- **STATED TASK**
Retype all the records with nothing changed.

- **MATERIAL FOR THIS EXERCISE**
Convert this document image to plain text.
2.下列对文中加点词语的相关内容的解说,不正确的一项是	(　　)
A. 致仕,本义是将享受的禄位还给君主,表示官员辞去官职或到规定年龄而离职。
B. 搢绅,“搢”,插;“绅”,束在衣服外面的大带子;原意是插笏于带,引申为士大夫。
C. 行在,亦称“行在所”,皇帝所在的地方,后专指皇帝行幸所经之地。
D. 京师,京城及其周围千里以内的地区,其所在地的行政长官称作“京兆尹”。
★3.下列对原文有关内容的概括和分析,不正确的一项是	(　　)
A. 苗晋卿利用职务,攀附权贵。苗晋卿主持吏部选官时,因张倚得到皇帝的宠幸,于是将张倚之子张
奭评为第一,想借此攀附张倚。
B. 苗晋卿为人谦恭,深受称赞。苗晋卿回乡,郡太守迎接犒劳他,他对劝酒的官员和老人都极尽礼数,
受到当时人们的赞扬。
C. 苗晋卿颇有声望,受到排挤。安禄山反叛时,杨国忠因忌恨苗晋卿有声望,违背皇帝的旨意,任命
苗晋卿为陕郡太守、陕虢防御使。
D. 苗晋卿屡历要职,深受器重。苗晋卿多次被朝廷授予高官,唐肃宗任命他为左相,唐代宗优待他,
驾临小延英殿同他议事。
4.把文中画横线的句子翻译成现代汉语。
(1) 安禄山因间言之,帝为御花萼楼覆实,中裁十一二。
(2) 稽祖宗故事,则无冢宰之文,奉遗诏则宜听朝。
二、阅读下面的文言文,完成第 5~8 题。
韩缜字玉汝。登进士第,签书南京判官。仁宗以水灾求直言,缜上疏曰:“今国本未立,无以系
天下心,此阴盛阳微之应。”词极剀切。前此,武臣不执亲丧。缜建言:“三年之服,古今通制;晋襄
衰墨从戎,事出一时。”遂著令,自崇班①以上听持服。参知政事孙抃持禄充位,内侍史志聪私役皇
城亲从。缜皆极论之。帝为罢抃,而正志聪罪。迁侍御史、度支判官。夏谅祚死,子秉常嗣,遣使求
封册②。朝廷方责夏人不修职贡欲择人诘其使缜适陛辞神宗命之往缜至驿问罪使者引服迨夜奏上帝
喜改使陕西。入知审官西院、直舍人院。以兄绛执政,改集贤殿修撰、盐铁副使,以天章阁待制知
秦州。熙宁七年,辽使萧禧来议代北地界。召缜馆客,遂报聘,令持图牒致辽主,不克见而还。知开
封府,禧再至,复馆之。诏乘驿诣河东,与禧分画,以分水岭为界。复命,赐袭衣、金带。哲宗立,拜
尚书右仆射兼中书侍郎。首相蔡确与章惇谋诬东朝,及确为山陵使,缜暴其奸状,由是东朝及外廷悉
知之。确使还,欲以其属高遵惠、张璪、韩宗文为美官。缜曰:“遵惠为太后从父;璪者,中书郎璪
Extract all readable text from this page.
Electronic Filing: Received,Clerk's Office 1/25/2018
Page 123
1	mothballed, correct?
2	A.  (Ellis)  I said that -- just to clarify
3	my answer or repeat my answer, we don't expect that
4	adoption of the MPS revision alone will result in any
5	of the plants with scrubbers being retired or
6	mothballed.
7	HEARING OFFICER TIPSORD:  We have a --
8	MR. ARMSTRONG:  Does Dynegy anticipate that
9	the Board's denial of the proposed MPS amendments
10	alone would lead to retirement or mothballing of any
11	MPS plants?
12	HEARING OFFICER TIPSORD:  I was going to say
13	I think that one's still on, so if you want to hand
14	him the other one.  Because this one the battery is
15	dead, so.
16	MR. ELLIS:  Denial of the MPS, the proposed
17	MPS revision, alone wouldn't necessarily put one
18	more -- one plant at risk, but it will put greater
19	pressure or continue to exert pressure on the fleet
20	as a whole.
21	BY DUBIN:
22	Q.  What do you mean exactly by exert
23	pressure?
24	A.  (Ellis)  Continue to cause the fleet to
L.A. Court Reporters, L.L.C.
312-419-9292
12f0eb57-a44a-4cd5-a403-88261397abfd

- **THE OUTPUT**
Convert this document image to plain text.
2.下列对文中加点词语的相关内容的解说,不正确的一项是	(　　)
A. 致仕,本义是将享受的禄位还给君主,表示官员辞去官职或到规定年龄而离职。
B. 搢绅,“搢”,插;“绅”,束在衣服外面的大带子;原意是插笏于带,引申为士大夫。
C. 行在,亦称“行在所”,皇帝所在的地方,后专指皇帝行幸所经之地。
D. 京师,京城及其周围千里以内的地区,其所在地的行政长官称作“京兆尹”。
★3.下列对原文有关内容的概括和分析,不正确的一项是	(　　)
A. 苗晋卿利用职务,攀附权贵。苗晋卿主持吏部选官时,因张倚得到皇帝的宠幸,于是将张倚之子张
奭评为第一,想借此攀附张倚。
B. 苗晋卿为人谦恭,深受称赞。苗晋卿回乡,郡太守迎接犒劳他,他对劝酒的官员和老人都极尽礼数,
受到当时人们的赞扬。
C. 苗晋卿颇有声望,受到排挤。安禄山反叛时,杨国忠因忌恨苗晋卿有声望,违背皇帝的旨意,任命
苗晋卿为陕郡太守、陕虢防御使。
D. 苗晋卿屡历要职,深受器重。苗晋卿多次被朝廷授予高官,唐肃宗任命他为左相,唐代宗优待他,
驾临小延英殿同他议事。
4.把文中画横线的句子翻译成现代汉语。
(1) 安禄山因间言之,帝为御花萼楼覆实,中裁十一二。
(2) 稽祖宗故事,则无冢宰之文,奉遗诏则宜听朝。
二、阅读下面的文言文,完成第 5~8 题。
韩缜字玉汝。登进士第,签书南京判官。仁宗以水灾求直言,缜上疏曰:“今国本未立,无以系
天下心,此阴盛阳微之应。”词极剀切。前此,武臣不执亲丧。缜建言:“三年之服,古今通制;晋襄
衰墨从戎,事出一时。”遂著令,自崇班①以上听持服。参知政事孙抃持禄充位,内侍史志聪私役皇
城亲从。缜皆极论之。帝为罢抃,而正志聪罪。迁侍御史、度支判官。夏谅祚死,子秉常嗣,遣使求
封册②。朝廷方责夏人不修职贡欲择人诘其使缜适陛辞神宗命之往缜至驿问罪使者引服迨夜奏上帝
喜改使陕西。入知审官西院、直舍人院。以兄绛执政,改集贤殿修撰、盐铁副使,以天章阁待制知
秦州。熙宁七年,辽使萧禧来议代北地界。召缜馆客,遂报聘,令持图牒致辽主,不克见而还。知开
封府,禧再至,复馆之。诏乘驿诣河东,与禧分画,以分水岭为界。复命,赐袭衣、金带。哲宗立,拜
尚书右仆射兼中书侍郎。首相蔡确与章惇谋诬东朝,及确为山陵使,缜暴其奸状,由是东朝及外廷悉
知之。确使还,欲以其属高遵惠、张璪、韩宗文为美官。缜曰:“遵惠为太后从父;璪者,中书郎璪
Extract all readable text from this page.
Electronic Filing: Received,Clerk's Office 1/25/2018
Page 123
1	mothballed, correct?
2	A.  (Ellis)  I said that -- just to clarify
3	my answer or repeat my answer, we don't expect that
4	adoption of the MPS revision alone will result in any
5	of the plants with scrubbers being retired or
6	mothballed.
7	HEARING OFFICER TIPSORD:  We have a --
8	MR. ARMSTRONG:  Does Dynegy anticipate that
9	the Board's denial of the proposed MPS amendments
10	alone would lead to retirement or mothballing of any
11	MPS plants?
12	HEARING OFFICER TIPSORD:  I was going to say
13	I think that one's still on, so if you want to hand
14	him the other one.  Because this one the battery is
15	dead, so.
16	MR. ELLIS:  Denial of the MPS, the proposed
17	MPS revision, alone wouldn't necessarily put one
18	more -- one plant at risk, but it will put greater
19	pressure or continue to exert pressure on the fleet
20	as a whole.
21	BY DUBIN:
22	Q.  What do you mean exactly by exert
23	pressure?
24	A.  (Ellis)  Continue to cause the fleet to
L.A. Court Reporters, L.L.C.
312-419-9292
12f0eb57-a44a-4cd5-a403-88261397abfd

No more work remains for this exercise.